►

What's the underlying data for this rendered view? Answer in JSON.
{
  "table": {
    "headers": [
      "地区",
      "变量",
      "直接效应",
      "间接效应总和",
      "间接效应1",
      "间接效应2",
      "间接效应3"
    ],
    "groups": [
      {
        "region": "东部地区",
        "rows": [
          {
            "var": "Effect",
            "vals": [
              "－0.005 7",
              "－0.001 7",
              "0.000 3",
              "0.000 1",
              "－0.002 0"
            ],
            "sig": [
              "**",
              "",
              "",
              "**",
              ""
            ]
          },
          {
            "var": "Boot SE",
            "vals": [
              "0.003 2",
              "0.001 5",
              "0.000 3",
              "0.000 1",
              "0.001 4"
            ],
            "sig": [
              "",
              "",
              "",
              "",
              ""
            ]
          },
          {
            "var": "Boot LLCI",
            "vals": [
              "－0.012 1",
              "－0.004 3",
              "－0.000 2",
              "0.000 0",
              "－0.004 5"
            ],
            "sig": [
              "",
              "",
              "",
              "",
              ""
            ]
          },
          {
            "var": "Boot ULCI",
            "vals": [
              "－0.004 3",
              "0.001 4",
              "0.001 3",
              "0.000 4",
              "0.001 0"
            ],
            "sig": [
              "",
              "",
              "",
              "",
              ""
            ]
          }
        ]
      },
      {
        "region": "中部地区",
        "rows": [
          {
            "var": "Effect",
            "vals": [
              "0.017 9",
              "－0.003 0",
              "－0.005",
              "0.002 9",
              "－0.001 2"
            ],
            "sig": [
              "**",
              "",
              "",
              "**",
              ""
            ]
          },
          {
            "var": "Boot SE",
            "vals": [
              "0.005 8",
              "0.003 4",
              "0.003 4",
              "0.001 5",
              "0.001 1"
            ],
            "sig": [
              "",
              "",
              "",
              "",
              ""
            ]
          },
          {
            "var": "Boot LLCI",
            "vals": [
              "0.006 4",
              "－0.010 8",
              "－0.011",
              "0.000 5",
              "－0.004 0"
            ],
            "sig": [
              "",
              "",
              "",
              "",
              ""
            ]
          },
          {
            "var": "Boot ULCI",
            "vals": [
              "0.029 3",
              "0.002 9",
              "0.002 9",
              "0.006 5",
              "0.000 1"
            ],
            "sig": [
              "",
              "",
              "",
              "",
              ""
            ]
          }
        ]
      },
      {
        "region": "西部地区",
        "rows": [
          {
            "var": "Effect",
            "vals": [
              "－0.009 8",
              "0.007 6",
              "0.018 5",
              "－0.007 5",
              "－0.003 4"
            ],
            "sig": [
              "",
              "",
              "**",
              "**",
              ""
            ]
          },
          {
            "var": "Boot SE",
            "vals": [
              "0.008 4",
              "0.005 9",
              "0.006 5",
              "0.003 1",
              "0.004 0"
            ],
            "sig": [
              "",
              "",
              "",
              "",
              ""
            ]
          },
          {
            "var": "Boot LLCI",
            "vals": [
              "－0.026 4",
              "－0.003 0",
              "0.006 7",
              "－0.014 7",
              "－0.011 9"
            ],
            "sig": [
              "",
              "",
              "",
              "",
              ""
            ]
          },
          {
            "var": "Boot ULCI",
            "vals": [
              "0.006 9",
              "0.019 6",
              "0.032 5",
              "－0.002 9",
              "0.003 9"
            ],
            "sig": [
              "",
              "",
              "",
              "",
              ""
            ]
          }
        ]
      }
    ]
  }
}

◄

▶ **Requirements**
Write out all of the records once more, exactly.

▶ **Exercise output**
What's the underlying data for this rendered view? Answer in JSON.
{
  "table": {
    "headers": [
      "地区",
      "变量",
      "直接效应",
      "间接效应总和",
      "间接效应1",
      "间接效应2",
      "间接效应3"
    ],
    "groups": [
      {
        "region": "东部地区",
        "rows": [
          {
            "var": "Effect",
            "vals": [
              "－0.005 7",
              "－0.001 7",
              "0.000 3",
              "0.000 1",
              "－0.002 0"
            ],
            "sig": [
              "**",
              "",
              "",
              "**",
              ""
            ]
          },
          {
            "var": "Boot SE",
            "vals": [
              "0.003 2",
              "0.001 5",
              "0.000 3",
              "0.000 1",
              "0.001 4"
            ],
            "sig": [
              "",
              "",
              "",
              "",
              ""
            ]
          },
          {
            "var": "Boot LLCI",
            "vals": [
              "－0.012 1",
              "－0.004 3",
              "－0.000 2",
              "0.000 0",
              "－0.004 5"
            ],
            "sig": [
              "",
              "",
              "",
              "",
              ""
            ]
          },
          {
            "var": "Boot ULCI",
            "vals": [
              "－0.004 3",
              "0.001 4",
              "0.001 3",
              "0.000 4",
              "0.001 0"
            ],
            "sig": [
              "",
              "",
              "",
              "",
              ""
            ]
          }
        ]
      },
      {
        "region": "中部地区",
        "rows": [
          {
            "var": "Effect",
            "vals": [
              "0.017 9",
              "－0.003 0",
              "－0.005",
              "0.002 9",
              "－0.001 2"
            ],
            "sig": [
              "**",
              "",
              "",
              "**",
              ""
            ]
          },
          {
            "var": "Boot SE",
            "vals": [
              "0.005 8",
              "0.003 4",
              "0.003 4",
              "0.001 5",
              "0.001 1"
            ],
            "sig": [
              "",
              "",
              "",
              "",
              ""
            ]
          },
          {
            "var": "Boot LLCI",
            "vals": [
              "0.006 4",
              "－0.010 8",
              "－0.011",
              "0.000 5",
              "－0.004 0"
            ],
            "sig": [
              "",
              "",
              "",
              "",
              ""
            ]
          },
          {
            "var": "Boot ULCI",
            "vals": [
              "0.029 3",
              "0.002 9",
              "0.002 9",
              "0.006 5",
              "0.000 1"
            ],
            "sig": [
              "",
              "",
              "",
              "",
              ""
            ]
          }
        ]
      },
      {
        "region": "西部地区",
        "rows": [
          {
            "var": "Effect",
            "vals": [
              "－0.009 8",
              "0.007 6",
              "0.018 5",
              "－0.007 5",
              "－0.003 4"
            ],
            "sig": [
              "",
              "",
              "**",
              "**",
              ""
            ]
          },
          {
            "var": "Boot SE",
            "vals": [
              "0.008 4",
              "0.005 9",
              "0.006 5",
              "0.003 1",
              "0.004 0"
            ],
            "sig": [
              "",
              "",
              "",
              "",
              ""
            ]
          },
          {
            "var": "Boot LLCI",
            "vals": [
              "－0.026 4",
              "－0.003 0",
              "0.006 7",
              "－0.014 7",
              "－0.011 9"
            ],
            "sig": [
              "",
              "",
              "",
              "",
              ""
            ]
          },
          {
            "var": "Boot ULCI",
            "vals": [
              "0.006 9",
              "0.019 6",
              "0.032 5",
              "－0.002 9",
              "0.003 9"
            ],
            "sig": [
              "",
              "",
              "",
              "",
              ""
            ]
          }
        ]
      }
    ]
  }
}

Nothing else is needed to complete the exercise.